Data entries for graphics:
+++++
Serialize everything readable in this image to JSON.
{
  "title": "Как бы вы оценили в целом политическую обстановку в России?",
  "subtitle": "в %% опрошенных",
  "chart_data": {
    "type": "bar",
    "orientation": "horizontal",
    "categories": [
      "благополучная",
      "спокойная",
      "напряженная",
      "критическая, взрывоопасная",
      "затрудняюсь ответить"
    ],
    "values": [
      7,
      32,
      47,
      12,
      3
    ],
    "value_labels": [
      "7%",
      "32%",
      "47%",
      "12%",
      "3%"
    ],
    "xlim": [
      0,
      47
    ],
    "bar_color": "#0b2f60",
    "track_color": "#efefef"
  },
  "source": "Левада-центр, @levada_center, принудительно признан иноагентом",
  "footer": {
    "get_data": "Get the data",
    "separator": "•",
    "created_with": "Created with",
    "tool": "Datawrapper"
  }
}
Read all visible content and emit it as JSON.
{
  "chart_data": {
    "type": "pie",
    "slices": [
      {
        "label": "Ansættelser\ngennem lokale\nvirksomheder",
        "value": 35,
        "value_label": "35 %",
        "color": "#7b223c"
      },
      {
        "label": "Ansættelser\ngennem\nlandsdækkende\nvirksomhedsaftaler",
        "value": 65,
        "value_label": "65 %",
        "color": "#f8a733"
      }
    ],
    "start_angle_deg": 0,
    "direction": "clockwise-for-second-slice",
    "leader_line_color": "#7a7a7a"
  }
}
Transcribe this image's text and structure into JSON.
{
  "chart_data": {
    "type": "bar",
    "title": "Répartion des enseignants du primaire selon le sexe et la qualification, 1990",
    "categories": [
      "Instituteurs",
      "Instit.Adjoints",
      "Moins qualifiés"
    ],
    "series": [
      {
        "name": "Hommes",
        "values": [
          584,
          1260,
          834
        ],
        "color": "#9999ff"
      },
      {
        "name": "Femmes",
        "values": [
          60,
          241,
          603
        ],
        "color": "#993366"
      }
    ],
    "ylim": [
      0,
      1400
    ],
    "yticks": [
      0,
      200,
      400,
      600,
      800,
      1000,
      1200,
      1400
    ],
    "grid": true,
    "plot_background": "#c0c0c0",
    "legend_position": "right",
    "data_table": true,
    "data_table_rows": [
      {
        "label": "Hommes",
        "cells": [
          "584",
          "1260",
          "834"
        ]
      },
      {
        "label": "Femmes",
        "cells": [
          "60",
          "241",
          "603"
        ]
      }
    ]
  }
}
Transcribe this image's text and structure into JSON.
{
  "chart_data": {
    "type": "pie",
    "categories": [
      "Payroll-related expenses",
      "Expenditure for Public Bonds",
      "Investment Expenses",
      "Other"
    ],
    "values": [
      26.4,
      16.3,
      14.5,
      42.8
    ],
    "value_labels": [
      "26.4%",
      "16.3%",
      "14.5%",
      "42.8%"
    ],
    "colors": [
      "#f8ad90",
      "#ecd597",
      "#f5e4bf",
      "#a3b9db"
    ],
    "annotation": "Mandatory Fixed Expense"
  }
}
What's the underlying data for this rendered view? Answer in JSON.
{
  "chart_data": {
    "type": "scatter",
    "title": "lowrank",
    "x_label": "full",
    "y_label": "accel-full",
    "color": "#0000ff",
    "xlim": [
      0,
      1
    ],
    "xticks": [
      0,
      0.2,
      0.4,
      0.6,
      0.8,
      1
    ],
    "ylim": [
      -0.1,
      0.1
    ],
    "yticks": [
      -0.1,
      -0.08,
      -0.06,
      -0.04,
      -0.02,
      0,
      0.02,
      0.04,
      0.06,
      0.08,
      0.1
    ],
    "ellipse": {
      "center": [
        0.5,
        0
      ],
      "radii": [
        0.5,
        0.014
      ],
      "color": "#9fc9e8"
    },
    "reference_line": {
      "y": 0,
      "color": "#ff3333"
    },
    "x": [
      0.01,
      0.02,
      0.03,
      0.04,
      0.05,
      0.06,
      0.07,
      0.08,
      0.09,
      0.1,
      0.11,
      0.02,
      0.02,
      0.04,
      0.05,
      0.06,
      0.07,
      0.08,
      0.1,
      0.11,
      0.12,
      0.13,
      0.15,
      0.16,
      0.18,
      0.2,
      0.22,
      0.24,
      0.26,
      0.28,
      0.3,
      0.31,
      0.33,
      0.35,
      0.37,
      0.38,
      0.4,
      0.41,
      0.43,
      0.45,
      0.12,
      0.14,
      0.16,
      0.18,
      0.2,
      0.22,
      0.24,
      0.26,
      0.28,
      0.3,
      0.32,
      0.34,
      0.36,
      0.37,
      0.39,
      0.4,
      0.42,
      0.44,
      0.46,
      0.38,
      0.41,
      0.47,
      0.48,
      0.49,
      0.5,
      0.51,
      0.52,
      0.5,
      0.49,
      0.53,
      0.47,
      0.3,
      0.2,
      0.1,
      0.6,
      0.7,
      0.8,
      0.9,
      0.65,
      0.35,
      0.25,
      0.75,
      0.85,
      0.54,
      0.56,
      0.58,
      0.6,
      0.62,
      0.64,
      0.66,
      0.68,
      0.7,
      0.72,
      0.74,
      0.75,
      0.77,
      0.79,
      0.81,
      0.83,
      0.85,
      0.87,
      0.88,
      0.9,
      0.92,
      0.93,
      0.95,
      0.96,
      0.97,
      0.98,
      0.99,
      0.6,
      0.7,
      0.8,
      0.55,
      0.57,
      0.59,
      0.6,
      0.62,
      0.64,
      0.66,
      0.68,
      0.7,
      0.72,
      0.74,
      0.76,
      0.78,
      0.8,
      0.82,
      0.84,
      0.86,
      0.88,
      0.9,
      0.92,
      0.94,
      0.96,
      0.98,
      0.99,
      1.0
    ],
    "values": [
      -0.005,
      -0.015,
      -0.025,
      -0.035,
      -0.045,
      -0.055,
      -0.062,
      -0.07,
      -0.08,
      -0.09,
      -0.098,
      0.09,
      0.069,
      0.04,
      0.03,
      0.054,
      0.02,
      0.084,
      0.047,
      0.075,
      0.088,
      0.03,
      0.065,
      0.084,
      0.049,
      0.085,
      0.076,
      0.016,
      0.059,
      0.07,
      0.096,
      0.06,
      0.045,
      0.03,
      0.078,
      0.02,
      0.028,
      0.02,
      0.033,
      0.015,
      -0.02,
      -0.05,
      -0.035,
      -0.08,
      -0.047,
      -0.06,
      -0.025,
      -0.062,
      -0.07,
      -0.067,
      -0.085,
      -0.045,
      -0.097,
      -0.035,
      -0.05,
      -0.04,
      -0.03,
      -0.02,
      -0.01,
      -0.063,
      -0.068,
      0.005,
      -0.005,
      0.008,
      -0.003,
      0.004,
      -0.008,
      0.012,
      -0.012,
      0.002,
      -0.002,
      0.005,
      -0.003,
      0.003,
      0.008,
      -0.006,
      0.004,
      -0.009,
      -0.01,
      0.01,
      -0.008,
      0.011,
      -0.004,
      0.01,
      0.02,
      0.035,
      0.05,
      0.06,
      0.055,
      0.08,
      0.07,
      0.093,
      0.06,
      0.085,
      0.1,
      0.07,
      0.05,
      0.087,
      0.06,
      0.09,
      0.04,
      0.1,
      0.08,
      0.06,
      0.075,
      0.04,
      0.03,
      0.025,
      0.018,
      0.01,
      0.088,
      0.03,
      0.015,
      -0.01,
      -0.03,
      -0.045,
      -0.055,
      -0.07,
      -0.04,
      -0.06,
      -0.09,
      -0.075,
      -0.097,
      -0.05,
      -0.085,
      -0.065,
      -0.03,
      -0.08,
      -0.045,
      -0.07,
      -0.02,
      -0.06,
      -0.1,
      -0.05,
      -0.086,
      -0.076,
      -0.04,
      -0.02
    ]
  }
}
+++++
TASK BRIEF: From the entries above, copy each line holding "Ansættelser".

RESULT FOR THIS EXERCISE:
        "label": "Ansættelser\ngennem lokale\nvirksomheder",
        "label": "Ansættelser\ngennem\nlandsdækkende\nvirksomhedsaftaler",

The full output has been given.